• Objective: Take every line from the listing below that includes "illius" and copy it.

• Material:
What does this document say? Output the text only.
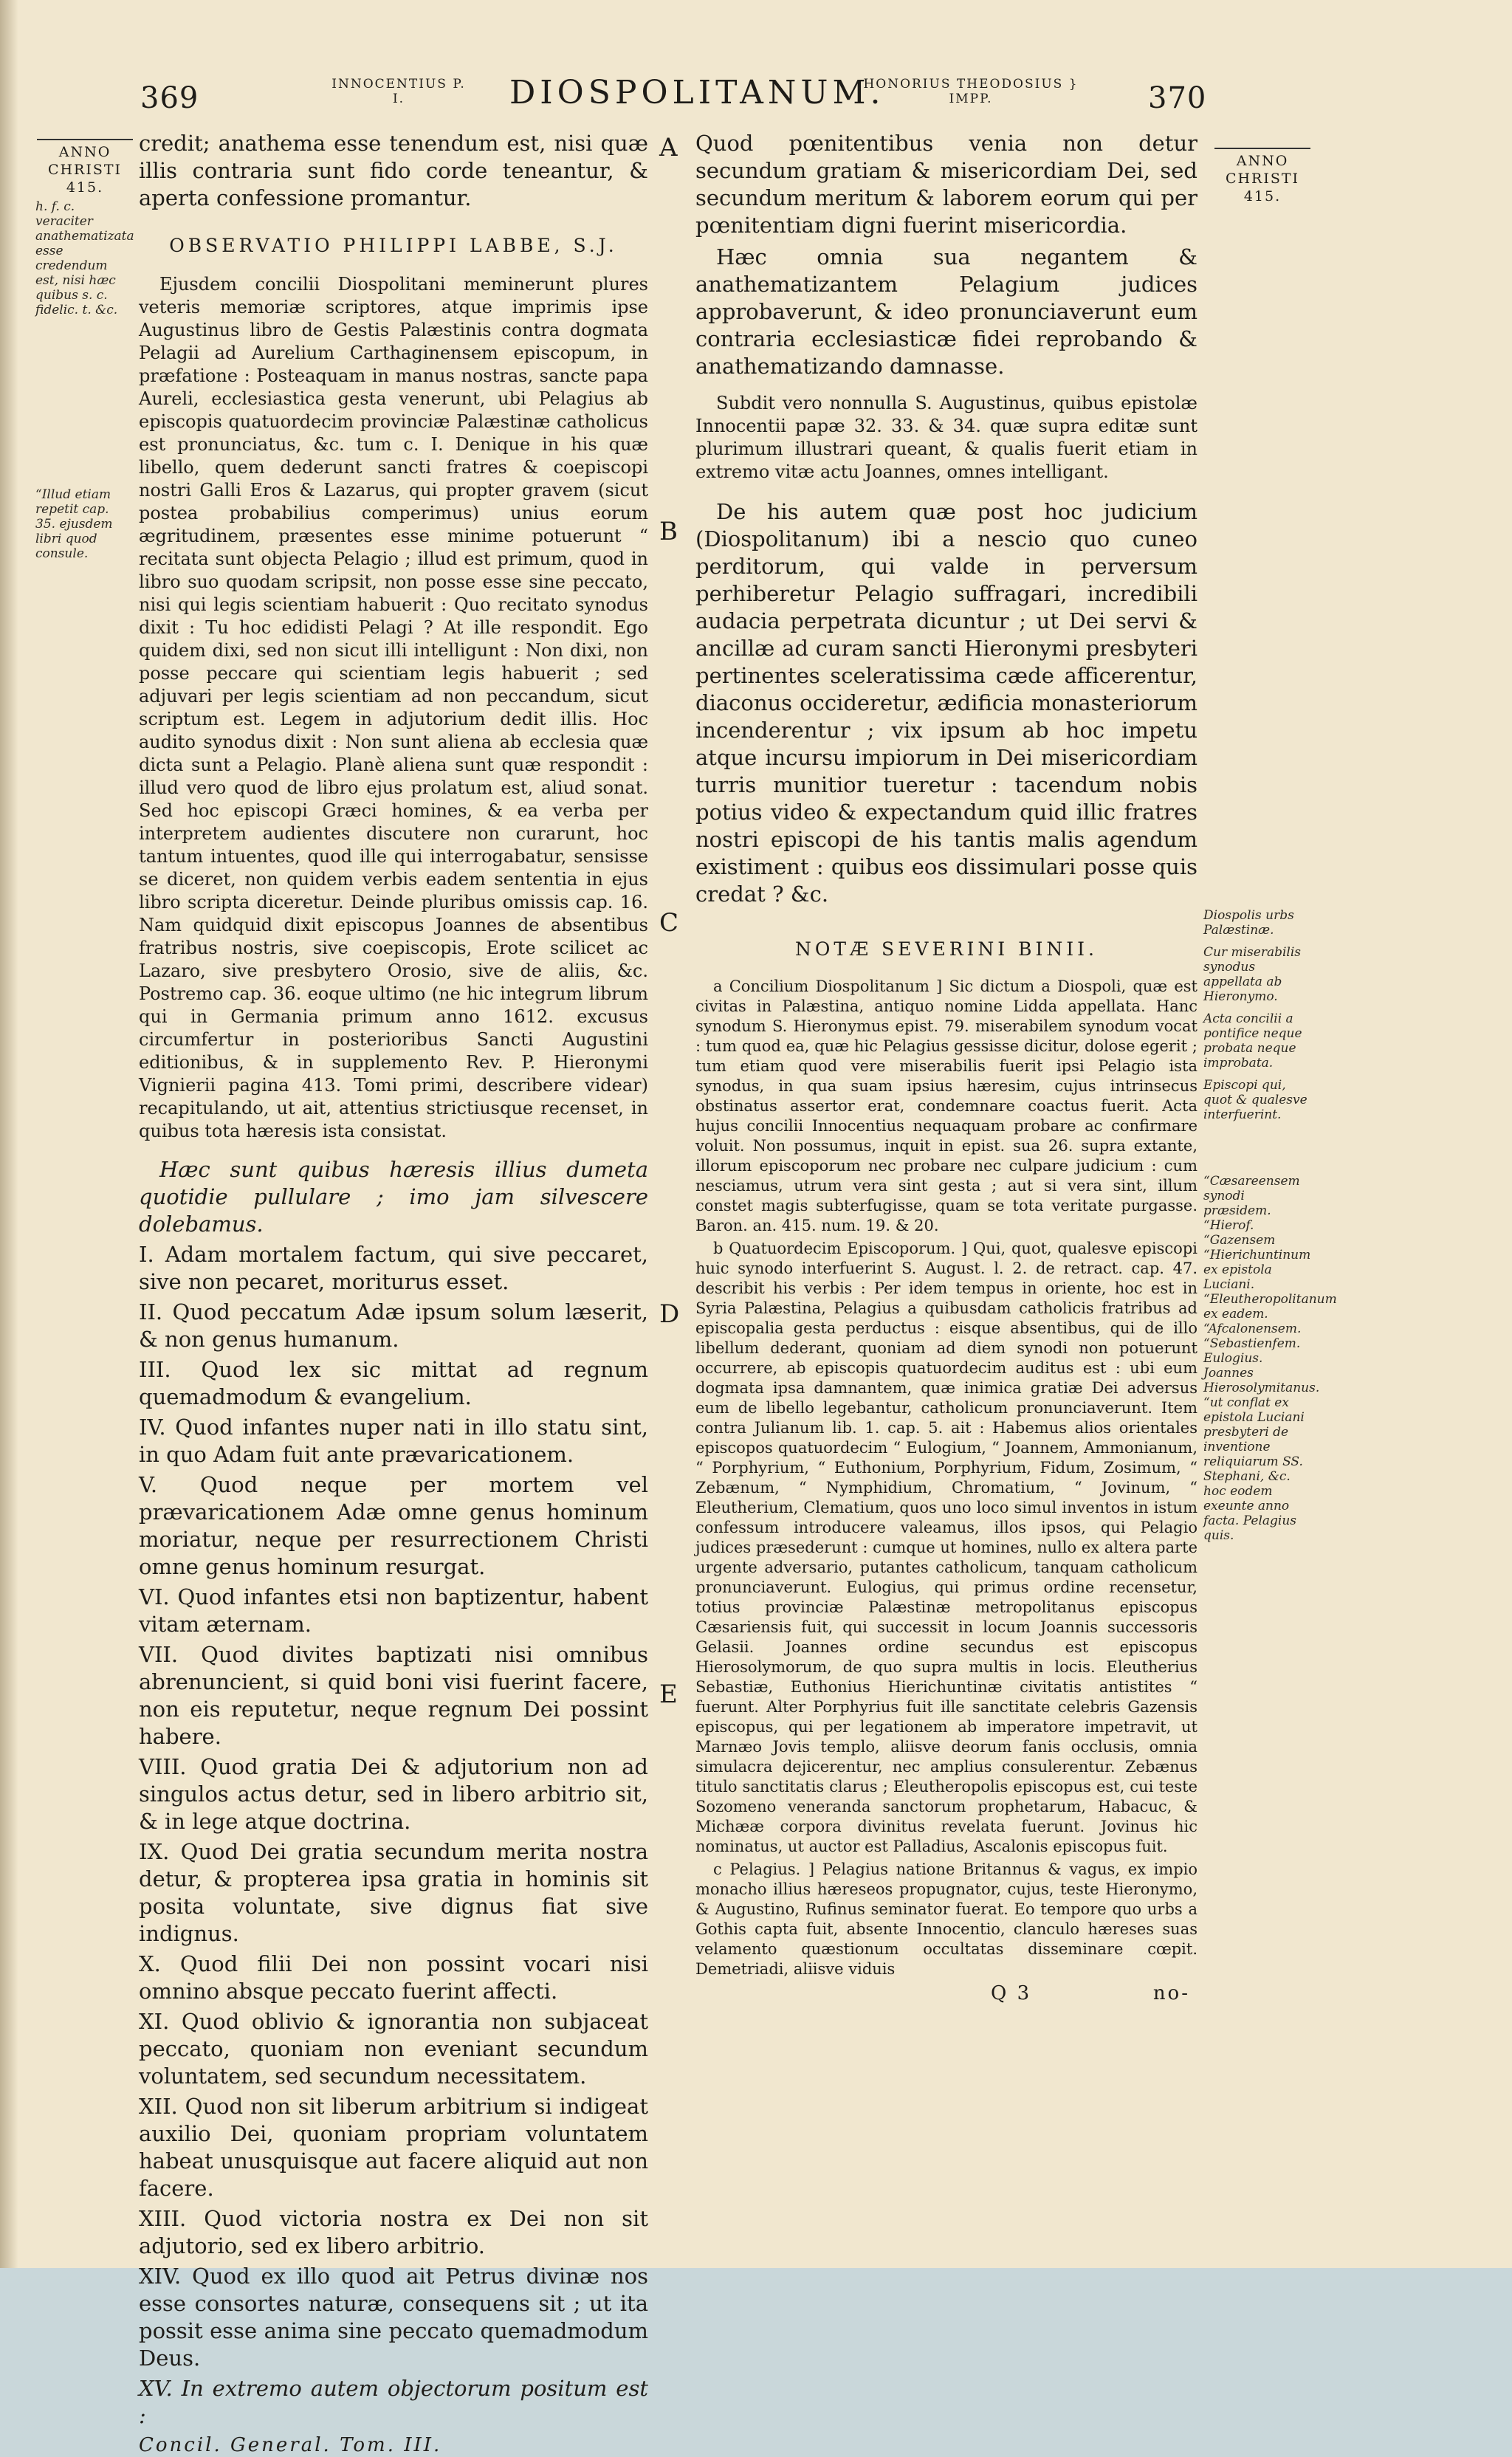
369	INNOCENTIUS P. I.	DIOSPOLITANUM.
HONORIUS THEODOSIUS } IMPP.	370
ANNO CHRISTI 415.
h. f. c. veraciter anathematizata esse credendum est, nisi hæc quibus s. c. fidelic. t. &c.
“Illud etiam repetit cap. 35. ejusdem libri quod consule.
ANNO CHRISTI 415.

Diospolis urbs Palæstinæ.

Cur miserabilis synodus appellata ab Hieronymo.

Acta concilii a pontifice neque probata neque improbata.

Episcopi qui, quot & qualesve interfuerint.

“Cæsareensem synodi præsidem. “Hierof. “Gazensem “Hierichuntinum ex epistola Luciani. “Eleutheropolitanum ex eadem. “Afcalonensem. “Sebastienfem. Eulogius. Joannes Hierosolymitanus. “ut conflat ex epistola Luciani presbyteri de inventione reliquiarum SS. Stephani, &c. hoc eodem exeunte anno facta. Pelagius quis.

A
B
C
D
E

credit; anathema esse tenendum est, nisi quæ illis contraria sunt fido corde teneantur, & aperta confessione promantur.

OBSERVATIO PHILIPPI LABBE, S.J.

Ejusdem concilii Diospolitani meminerunt plures veteris memoriæ scriptores, atque imprimis ipse Augustinus libro de Gestis Palæstinis contra dogmata Pelagii ad Aurelium Carthaginensem episcopum, in præfatione : Posteaquam in manus nostras, sancte papa Aureli, ecclesiastica gesta venerunt, ubi Pelagius ab episcopis quatuordecim provinciæ Palæstinæ catholicus est pronunciatus, &c. tum c. I. Denique in his quæ libello, quem dederunt sancti fratres & coepiscopi nostri Galli Eros & Lazarus, qui propter gravem (sicut postea probabilius comperimus) unius eorum ægritudinem, præsentes esse minime potuerunt “ recitata sunt objecta Pelagio ; illud est primum, quod in libro suo quodam scripsit, non posse esse sine peccato, nisi qui legis scientiam habuerit : Quo recitato synodus dixit : Tu hoc edidisti Pelagi ? At ille respondit. Ego quidem dixi, sed non sicut illi intelligunt : Non dixi, non posse peccare qui scientiam legis habuerit ; sed adjuvari per legis scientiam ad non peccandum, sicut scriptum est. Legem in adjutorium dedit illis. Hoc audito synodus dixit : Non sunt aliena ab ecclesia quæ dicta sunt a Pelagio. Planè aliena sunt quæ respondit : illud vero quod de libro ejus prolatum est, aliud sonat. Sed hoc episcopi Græci homines, & ea verba per interpretem audientes discutere non curarunt, hoc tantum intuentes, quod ille qui interrogabatur, sensisse se diceret, non quidem verbis eadem sententia in ejus libro scripta diceretur. Deinde pluribus omissis cap. 16. Nam quidquid dixit episcopus Joannes de absentibus fratribus nostris, sive coepiscopis, Erote scilicet ac Lazaro, sive presbytero Orosio, sive de aliis, &c. Postremo cap. 36. eoque ultimo (ne hic integrum librum qui in Germania primum anno 1612. excusus circumfertur in posterioribus Sancti Augustini editionibus, & in supplemento Rev. P. Hieronymi Vignierii pagina 413. Tomi primi, describere videar) recapitulando, ut ait, attentius strictiusque recenset, in quibus tota hæresis ista consistat.

Hæc sunt quibus hæresis illius dumeta quotidie pullulare ; imo jam silvescere dolebamus.

I. Adam mortalem factum, qui sive peccaret, sive non pecaret, moriturus esset.

II. Quod peccatum Adæ ipsum solum læserit, & non genus humanum.

III. Quod lex sic mittat ad regnum quemadmodum & evangelium.

IV. Quod infantes nuper nati in illo statu sint, in quo Adam fuit ante prævaricationem.

V. Quod neque per mortem vel prævaricationem Adæ omne genus hominum moriatur, neque per resurrectionem Christi omne genus hominum resurgat.

VI. Quod infantes etsi non baptizentur, habent vitam æternam.

VII. Quod divites baptizati nisi omnibus abrenuncient, si quid boni visi fuerint facere, non eis reputetur, neque regnum Dei possint habere.

VIII. Quod gratia Dei & adjutorium non ad singulos actus detur, sed in libero arbitrio sit, & in lege atque doctrina.

IX. Quod Dei gratia secundum merita nostra detur, & propterea ipsa gratia in hominis sit posita voluntate, sive dignus fiat sive indignus.

X. Quod filii Dei non possint vocari nisi omnino absque peccato fuerint affecti.

XI. Quod oblivio & ignorantia non subjaceat peccato, quoniam non eveniant secundum voluntatem, sed secundum necessitatem.

XII. Quod non sit liberum arbitrium si indigeat auxilio Dei, quoniam propriam voluntatem habeat unusquisque aut facere aliquid aut non facere.

XIII. Quod victoria nostra ex Dei non sit adjutorio, sed ex libero arbitrio.

XIV. Quod ex illo quod ait Petrus divinæ nos esse consortes naturæ, consequens sit ; ut ita possit esse anima sine peccato quemadmodum Deus.

XV. In extremo autem objectorum positum est :

Concil. General. Tom. III.

Quod pœnitentibus venia non detur secundum gratiam & misericordiam Dei, sed secundum meritum & laborem eorum qui per pœnitentiam digni fuerint misericordia.

Hæc omnia sua negantem & anathematizantem Pelagium judices approbaverunt, & ideo pronunciaverunt eum contraria ecclesiasticæ fidei reprobando & anathematizando damnasse.

Subdit vero nonnulla S. Augustinus, quibus epistolæ Innocentii papæ 32. 33. & 34. quæ supra editæ sunt plurimum illustrari queant, & qualis fuerit etiam in extremo vitæ actu Joannes, omnes intelligant.

De his autem quæ post hoc judicium (Diospolitanum) ibi a nescio quo cuneo perditorum, qui valde in perversum perhiberetur Pelagio suffragari, incredibili audacia perpetrata dicuntur ; ut Dei servi & ancillæ ad curam sancti Hieronymi presbyteri pertinentes sceleratissima cæde afficerentur, diaconus occideretur, ædificia monasteriorum incenderentur ; vix ipsum ab hoc impetu atque incursu impiorum in Dei misericordiam turris munitior tueretur : tacendum nobis potius video & expectandum quid illic fratres nostri episcopi de his tantis malis agendum existiment : quibus eos dissimulari posse quis credat ? &c.

NOTÆ SEVERINI BINII.

a Concilium Diospolitanum ] Sic dictum a Diospoli, quæ est civitas in Palæstina, antiquo nomine Lidda appellata. Hanc synodum S. Hieronymus epist. 79. miserabilem synodum vocat : tum quod ea, quæ hic Pelagius gessisse dicitur, dolose egerit ; tum etiam quod vere miserabilis fuerit ipsi Pelagio ista synodus, in qua suam ipsius hæresim, cujus intrinsecus obstinatus assertor erat, condemnare coactus fuerit. Acta hujus concilii Innocentius nequaquam probare ac confirmare voluit. Non possumus, inquit in epist. sua 26. supra extante, illorum episcoporum nec probare nec culpare judicium : cum nesciamus, utrum vera sint gesta ; aut si vera sint, illum constet magis subterfugisse, quam se tota veritate purgasse. Baron. an. 415. num. 19. & 20.

b Quatuordecim Episcoporum. ] Qui, quot, qualesve episcopi huic synodo interfuerint S. August. l. 2. de retract. cap. 47. describit his verbis : Per idem tempus in oriente, hoc est in Syria Palæstina, Pelagius a quibusdam catholicis fratribus ad episcopalia gesta perductus : eisque absentibus, qui de illo libellum dederant, quoniam ad diem synodi non potuerunt occurrere, ab episcopis quatuordecim auditus est : ubi eum dogmata ipsa damnantem, quæ inimica gratiæ Dei adversus eum de libello legebantur, catholicum pronunciaverunt. Item contra Julianum lib. 1. cap. 5. ait : Habemus alios orientales episcopos quatuordecim “ Eulogium, “ Joannem, Ammonianum, “ Porphyrium, “ Euthonium, Porphyrium, Fidum, Zosimum, “ Zebænum, “ Nymphidium, Chromatium, “ Jovinum, “ Eleutherium, Clematium, quos uno loco simul inventos in istum confessum introducere valeamus, illos ipsos, qui Pelagio judices præsederunt : cumque ut homines, nullo ex altera parte urgente adversario, putantes catholicum, tanquam catholicum pronunciaverunt. Eulogius, qui primus ordine recensetur, totius provinciæ Palæstinæ metropolitanus episcopus Cæsariensis fuit, qui successit in locum Joannis successoris Gelasii. Joannes ordine secundus est episcopus Hierosolymorum, de quo supra multis in locis. Eleutherius Sebastiæ, Euthonius Hierichuntinæ civitatis antistites “ fuerunt. Alter Porphyrius fuit ille sanctitate celebris Gazensis episcopus, qui per legationem ab imperatore impetravit, ut Marnæo Jovis templo, aliisve deorum fanis occlusis, omnia simulacra dejicerentur, nec amplius consulerentur. Zebænus titulo sanctitatis clarus ; Eleutheropolis episcopus est, cui teste Sozomeno veneranda sanctorum prophetarum, Habacuc, & Michææ corpora divinitus revelata fuerunt. Jovinus hic nominatus, ut auctor est Palladius, Ascalonis episcopus fuit.

c Pelagius. ] Pelagius natione Britannus & vagus, ex impio monacho illius hæreseos propugnator, cujus, teste Hieronymo, & Augustino, Rufinus seminator fuerat. Eo tempore quo urbs a Gothis capta fuit, absente Innocentio, clanculo hæreses suas velamento quæstionum occultatas disseminare cœpit. Demetriadi, aliisve viduis

Q 3	no-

• Full output:
Hæc sunt quibus hæresis illius dumeta quotidie pullulare ; imo jam silvescere dolebamus.
c Pelagius. ] Pelagius natione Britannus & vagus, ex impio monacho illius hæreseos propugnator, cujus, teste Hieronymo, & Augustino, Rufinus seminator fuerat. Eo tempore quo urbs a Gothis capta fuit, absente Innocentio, clanculo hæreses suas velamento quæstionum occultatas disseminare cœpit. Demetriadi, aliisve viduis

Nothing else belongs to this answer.